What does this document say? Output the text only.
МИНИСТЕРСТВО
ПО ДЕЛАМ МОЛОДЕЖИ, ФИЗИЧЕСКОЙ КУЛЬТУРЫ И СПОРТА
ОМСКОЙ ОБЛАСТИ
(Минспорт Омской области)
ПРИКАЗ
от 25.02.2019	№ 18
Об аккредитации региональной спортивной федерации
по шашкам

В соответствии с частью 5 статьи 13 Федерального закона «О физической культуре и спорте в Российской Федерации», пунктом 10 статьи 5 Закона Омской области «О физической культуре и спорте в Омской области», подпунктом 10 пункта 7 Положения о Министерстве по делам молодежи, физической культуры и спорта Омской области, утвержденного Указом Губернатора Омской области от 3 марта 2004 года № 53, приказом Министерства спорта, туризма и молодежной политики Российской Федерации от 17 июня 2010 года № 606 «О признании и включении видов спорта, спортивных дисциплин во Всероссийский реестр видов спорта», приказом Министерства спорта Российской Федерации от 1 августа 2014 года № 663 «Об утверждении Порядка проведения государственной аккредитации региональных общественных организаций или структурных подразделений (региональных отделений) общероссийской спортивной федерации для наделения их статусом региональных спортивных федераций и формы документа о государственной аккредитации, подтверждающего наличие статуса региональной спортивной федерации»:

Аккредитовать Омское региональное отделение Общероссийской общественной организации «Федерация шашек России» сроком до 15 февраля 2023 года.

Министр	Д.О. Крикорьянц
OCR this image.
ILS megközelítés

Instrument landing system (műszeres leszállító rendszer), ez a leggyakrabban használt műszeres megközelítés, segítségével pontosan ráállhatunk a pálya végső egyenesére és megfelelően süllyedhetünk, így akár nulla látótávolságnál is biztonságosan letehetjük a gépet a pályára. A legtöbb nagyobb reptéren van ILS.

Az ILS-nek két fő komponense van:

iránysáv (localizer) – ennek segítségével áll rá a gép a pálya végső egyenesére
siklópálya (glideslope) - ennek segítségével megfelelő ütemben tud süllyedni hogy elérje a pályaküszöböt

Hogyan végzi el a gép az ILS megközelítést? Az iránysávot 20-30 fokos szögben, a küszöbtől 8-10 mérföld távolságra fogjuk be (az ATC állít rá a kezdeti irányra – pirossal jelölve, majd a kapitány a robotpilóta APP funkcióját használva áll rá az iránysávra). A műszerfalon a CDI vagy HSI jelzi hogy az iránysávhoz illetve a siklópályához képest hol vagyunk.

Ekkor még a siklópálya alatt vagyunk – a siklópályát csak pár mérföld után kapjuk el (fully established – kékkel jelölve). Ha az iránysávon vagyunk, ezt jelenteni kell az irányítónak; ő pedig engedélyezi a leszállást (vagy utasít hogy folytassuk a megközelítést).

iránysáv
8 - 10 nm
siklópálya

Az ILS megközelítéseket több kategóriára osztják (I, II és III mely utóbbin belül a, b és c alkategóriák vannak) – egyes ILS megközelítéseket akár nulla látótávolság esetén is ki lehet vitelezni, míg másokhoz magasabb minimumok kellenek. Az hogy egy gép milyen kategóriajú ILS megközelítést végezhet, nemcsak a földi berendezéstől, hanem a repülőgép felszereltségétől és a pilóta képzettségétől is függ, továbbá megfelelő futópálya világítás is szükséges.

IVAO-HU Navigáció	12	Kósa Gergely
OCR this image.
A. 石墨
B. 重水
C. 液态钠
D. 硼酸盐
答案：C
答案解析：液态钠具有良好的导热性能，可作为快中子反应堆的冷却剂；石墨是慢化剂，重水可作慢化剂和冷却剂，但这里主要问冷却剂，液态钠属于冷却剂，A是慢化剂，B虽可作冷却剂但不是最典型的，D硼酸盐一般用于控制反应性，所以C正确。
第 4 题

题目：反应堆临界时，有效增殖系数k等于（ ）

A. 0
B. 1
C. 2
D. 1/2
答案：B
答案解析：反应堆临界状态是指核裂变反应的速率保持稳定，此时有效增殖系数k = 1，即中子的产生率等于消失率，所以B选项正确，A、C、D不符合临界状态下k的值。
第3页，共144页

========

Written task:
Please reproduce each line exactly as written.

Response below:
What does this document say? Output the text only.
МИНИСТЕРСТВО
ПО ДЕЛАМ МОЛОДЕЖИ, ФИЗИЧЕСКОЙ КУЛЬТУРЫ И СПОРТА
ОМСКОЙ ОБЛАСТИ
(Минспорт Омской области)
ПРИКАЗ
от 25.02.2019	№ 18
Об аккредитации региональной спортивной федерации
по шашкам

В соответствии с частью 5 статьи 13 Федерального закона «О физической культуре и спорте в Российской Федерации», пунктом 10 статьи 5 Закона Омской области «О физической культуре и спорте в Омской области», подпунктом 10 пункта 7 Положения о Министерстве по делам молодежи, физической культуры и спорта Омской области, утвержденного Указом Губернатора Омской области от 3 марта 2004 года № 53, приказом Министерства спорта, туризма и молодежной политики Российской Федерации от 17 июня 2010 года № 606 «О признании и включении видов спорта, спортивных дисциплин во Всероссийский реестр видов спорта», приказом Министерства спорта Российской Федерации от 1 августа 2014 года № 663 «Об утверждении Порядка проведения государственной аккредитации региональных общественных организаций или структурных подразделений (региональных отделений) общероссийской спортивной федерации для наделения их статусом региональных спортивных федераций и формы документа о государственной аккредитации, подтверждающего наличие статуса региональной спортивной федерации»:

Аккредитовать Омское региональное отделение Общероссийской общественной организации «Федерация шашек России» сроком до 15 февраля 2023 года.

Министр	Д.О. Крикорьянц
OCR this image.
ILS megközelítés

Instrument landing system (műszeres leszállító rendszer), ez a leggyakrabban használt műszeres megközelítés, segítségével pontosan ráállhatunk a pálya végső egyenesére és megfelelően süllyedhetünk, így akár nulla látótávolságnál is biztonságosan letehetjük a gépet a pályára. A legtöbb nagyobb reptéren van ILS.

Az ILS-nek két fő komponense van:

iránysáv (localizer) – ennek segítségével áll rá a gép a pálya végső egyenesére
siklópálya (glideslope) - ennek segítségével megfelelő ütemben tud süllyedni hogy elérje a pályaküszöböt

Hogyan végzi el a gép az ILS megközelítést? Az iránysávot 20-30 fokos szögben, a küszöbtől 8-10 mérföld távolságra fogjuk be (az ATC állít rá a kezdeti irányra – pirossal jelölve, majd a kapitány a robotpilóta APP funkcióját használva áll rá az iránysávra). A műszerfalon a CDI vagy HSI jelzi hogy az iránysávhoz illetve a siklópályához képest hol vagyunk.

Ekkor még a siklópálya alatt vagyunk – a siklópályát csak pár mérföld után kapjuk el (fully established – kékkel jelölve). Ha az iránysávon vagyunk, ezt jelenteni kell az irányítónak; ő pedig engedélyezi a leszállást (vagy utasít hogy folytassuk a megközelítést).

iránysáv
8 - 10 nm
siklópálya

Az ILS megközelítéseket több kategóriára osztják (I, II és III mely utóbbin belül a, b és c alkategóriák vannak) – egyes ILS megközelítéseket akár nulla látótávolság esetén is ki lehet vitelezni, míg másokhoz magasabb minimumok kellenek. Az hogy egy gép milyen kategóriajú ILS megközelítést végezhet, nemcsak a földi berendezéstől, hanem a repülőgép felszereltségétől és a pilóta képzettségétől is függ, továbbá megfelelő futópálya világítás is szükséges.

IVAO-HU Navigáció	12	Kósa Gergely
OCR this image.
A. 石墨
B. 重水
C. 液态钠
D. 硼酸盐
答案：C
答案解析：液态钠具有良好的导热性能，可作为快中子反应堆的冷却剂；石墨是慢化剂，重水可作慢化剂和冷却剂，但这里主要问冷却剂，液态钠属于冷却剂，A是慢化剂，B虽可作冷却剂但不是最典型的，D硼酸盐一般用于控制反应性，所以C正确。
第 4 题

题目：反应堆临界时，有效增殖系数k等于（ ）

A. 0
B. 1
C. 2
D. 1/2
答案：B
答案解析：反应堆临界状态是指核裂变反应的速率保持稳定，此时有效增殖系数k = 1，即中子的产生率等于消失率，所以B选项正确，A、C、D不符合临界状态下k的值。
第3页，共144页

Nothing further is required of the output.